* Work to be completed: Can the data below be echoed back word for word?

--------------------------------------------------

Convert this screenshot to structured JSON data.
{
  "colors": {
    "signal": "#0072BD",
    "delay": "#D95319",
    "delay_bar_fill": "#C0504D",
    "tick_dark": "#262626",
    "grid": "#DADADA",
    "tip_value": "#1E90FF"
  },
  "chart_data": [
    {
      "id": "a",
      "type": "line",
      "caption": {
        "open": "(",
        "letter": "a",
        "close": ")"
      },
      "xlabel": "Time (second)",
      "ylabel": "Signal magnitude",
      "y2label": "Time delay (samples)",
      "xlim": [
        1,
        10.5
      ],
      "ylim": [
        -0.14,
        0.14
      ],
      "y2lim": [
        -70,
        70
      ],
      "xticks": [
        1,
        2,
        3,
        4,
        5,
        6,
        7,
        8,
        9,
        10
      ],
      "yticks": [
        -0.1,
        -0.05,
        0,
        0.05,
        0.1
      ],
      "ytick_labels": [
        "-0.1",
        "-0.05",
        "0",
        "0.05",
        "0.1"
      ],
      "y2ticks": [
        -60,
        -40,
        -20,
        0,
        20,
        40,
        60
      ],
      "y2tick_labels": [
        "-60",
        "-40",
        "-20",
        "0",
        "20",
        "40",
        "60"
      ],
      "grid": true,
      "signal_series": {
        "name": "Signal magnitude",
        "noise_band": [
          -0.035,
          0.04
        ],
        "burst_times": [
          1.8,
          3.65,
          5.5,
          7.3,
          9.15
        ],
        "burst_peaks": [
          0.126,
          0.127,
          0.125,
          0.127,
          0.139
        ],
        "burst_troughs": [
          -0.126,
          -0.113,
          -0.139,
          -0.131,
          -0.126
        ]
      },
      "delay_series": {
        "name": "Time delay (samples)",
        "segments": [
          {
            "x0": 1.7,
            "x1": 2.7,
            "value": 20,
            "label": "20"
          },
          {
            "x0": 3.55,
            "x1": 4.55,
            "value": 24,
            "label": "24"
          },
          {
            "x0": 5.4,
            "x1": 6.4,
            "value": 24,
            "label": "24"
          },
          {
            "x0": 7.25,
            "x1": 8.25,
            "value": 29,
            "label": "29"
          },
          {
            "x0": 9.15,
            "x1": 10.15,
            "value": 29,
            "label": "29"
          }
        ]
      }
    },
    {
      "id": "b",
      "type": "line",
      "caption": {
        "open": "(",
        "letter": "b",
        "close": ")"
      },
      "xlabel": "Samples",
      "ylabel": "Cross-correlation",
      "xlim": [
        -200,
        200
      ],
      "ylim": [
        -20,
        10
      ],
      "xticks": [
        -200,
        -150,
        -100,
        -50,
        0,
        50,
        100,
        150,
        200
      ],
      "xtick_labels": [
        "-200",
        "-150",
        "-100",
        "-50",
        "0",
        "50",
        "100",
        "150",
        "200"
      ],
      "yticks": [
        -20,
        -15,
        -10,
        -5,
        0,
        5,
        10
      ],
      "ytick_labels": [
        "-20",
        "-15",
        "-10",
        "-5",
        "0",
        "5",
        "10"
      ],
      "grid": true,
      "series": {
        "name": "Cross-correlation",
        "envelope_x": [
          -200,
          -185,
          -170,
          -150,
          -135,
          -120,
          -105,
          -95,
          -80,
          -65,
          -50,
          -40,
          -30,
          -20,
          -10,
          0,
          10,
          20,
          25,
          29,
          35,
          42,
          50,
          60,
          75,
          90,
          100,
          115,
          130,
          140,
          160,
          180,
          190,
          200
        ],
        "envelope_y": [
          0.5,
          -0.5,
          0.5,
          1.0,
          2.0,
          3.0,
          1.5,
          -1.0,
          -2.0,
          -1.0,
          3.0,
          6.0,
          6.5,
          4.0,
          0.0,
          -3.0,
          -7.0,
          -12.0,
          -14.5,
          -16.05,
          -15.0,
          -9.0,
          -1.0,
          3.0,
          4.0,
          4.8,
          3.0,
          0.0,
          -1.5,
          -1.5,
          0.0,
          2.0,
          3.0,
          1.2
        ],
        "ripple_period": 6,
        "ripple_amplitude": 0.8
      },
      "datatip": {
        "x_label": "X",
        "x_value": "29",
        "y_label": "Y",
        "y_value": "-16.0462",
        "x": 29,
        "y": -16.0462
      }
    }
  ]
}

--------------------------------------------------

* Result below:
Convert this screenshot to structured JSON data.
{
  "colors": {
    "signal": "#0072BD",
    "delay": "#D95319",
    "delay_bar_fill": "#C0504D",
    "tick_dark": "#262626",
    "grid": "#DADADA",
    "tip_value": "#1E90FF"
  },
  "chart_data": [
    {
      "id": "a",
      "type": "line",
      "caption": {
        "open": "(",
        "letter": "a",
        "close": ")"
      },
      "xlabel": "Time (second)",
      "ylabel": "Signal magnitude",
      "y2label": "Time delay (samples)",
      "xlim": [
        1,
        10.5
      ],
      "ylim": [
        -0.14,
        0.14
      ],
      "y2lim": [
        -70,
        70
      ],
      "xticks": [
        1,
        2,
        3,
        4,
        5,
        6,
        7,
        8,
        9,
        10
      ],
      "yticks": [
        -0.1,
        -0.05,
        0,
        0.05,
        0.1
      ],
      "ytick_labels": [
        "-0.1",
        "-0.05",
        "0",
        "0.05",
        "0.1"
      ],
      "y2ticks": [
        -60,
        -40,
        -20,
        0,
        20,
        40,
        60
      ],
      "y2tick_labels": [
        "-60",
        "-40",
        "-20",
        "0",
        "20",
        "40",
        "60"
      ],
      "grid": true,
      "signal_series": {
        "name": "Signal magnitude",
        "noise_band": [
          -0.035,
          0.04
        ],
        "burst_times": [
          1.8,
          3.65,
          5.5,
          7.3,
          9.15
        ],
        "burst_peaks": [
          0.126,
          0.127,
          0.125,
          0.127,
          0.139
        ],
        "burst_troughs": [
          -0.126,
          -0.113,
          -0.139,
          -0.131,
          -0.126
        ]
      },
      "delay_series": {
        "name": "Time delay (samples)",
        "segments": [
          {
            "x0": 1.7,
            "x1": 2.7,
            "value": 20,
            "label": "20"
          },
          {
            "x0": 3.55,
            "x1": 4.55,
            "value": 24,
            "label": "24"
          },
          {
            "x0": 5.4,
            "x1": 6.4,
            "value": 24,
            "label": "24"
          },
          {
            "x0": 7.25,
            "x1": 8.25,
            "value": 29,
            "label": "29"
          },
          {
            "x0": 9.15,
            "x1": 10.15,
            "value": 29,
            "label": "29"
          }
        ]
      }
    },
    {
      "id": "b",
      "type": "line",
      "caption": {
        "open": "(",
        "letter": "b",
        "close": ")"
      },
      "xlabel": "Samples",
      "ylabel": "Cross-correlation",
      "xlim": [
        -200,
        200
      ],
      "ylim": [
        -20,
        10
      ],
      "xticks": [
        -200,
        -150,
        -100,
        -50,
        0,
        50,
        100,
        150,
        200
      ],
      "xtick_labels": [
        "-200",
        "-150",
        "-100",
        "-50",
        "0",
        "50",
        "100",
        "150",
        "200"
      ],
      "yticks": [
        -20,
        -15,
        -10,
        -5,
        0,
        5,
        10
      ],
      "ytick_labels": [
        "-20",
        "-15",
        "-10",
        "-5",
        "0",
        "5",
        "10"
      ],
      "grid": true,
      "series": {
        "name": "Cross-correlation",
        "envelope_x": [
          -200,
          -185,
          -170,
          -150,
          -135,
          -120,
          -105,
          -95,
          -80,
          -65,
          -50,
          -40,
          -30,
          -20,
          -10,
          0,
          10,
          20,
          25,
          29,
          35,
          42,
          50,
          60,
          75,
          90,
          100,
          115,
          130,
          140,
          160,
          180,
          190,
          200
        ],
        "envelope_y": [
          0.5,
          -0.5,
          0.5,
          1.0,
          2.0,
          3.0,
          1.5,
          -1.0,
          -2.0,
          -1.0,
          3.0,
          6.0,
          6.5,
          4.0,
          0.0,
          -3.0,
          -7.0,
          -12.0,
          -14.5,
          -16.05,
          -15.0,
          -9.0,
          -1.0,
          3.0,
          4.0,
          4.8,
          3.0,
          0.0,
          -1.5,
          -1.5,
          0.0,
          2.0,
          3.0,
          1.2
        ],
        "ripple_period": 6,
        "ripple_amplitude": 0.8
      },
      "datatip": {
        "x_label": "X",
        "x_value": "29",
        "y_label": "Y",
        "y_value": "-16.0462",
        "x": 29,
        "y": -16.0462
      }
    }
  ]
}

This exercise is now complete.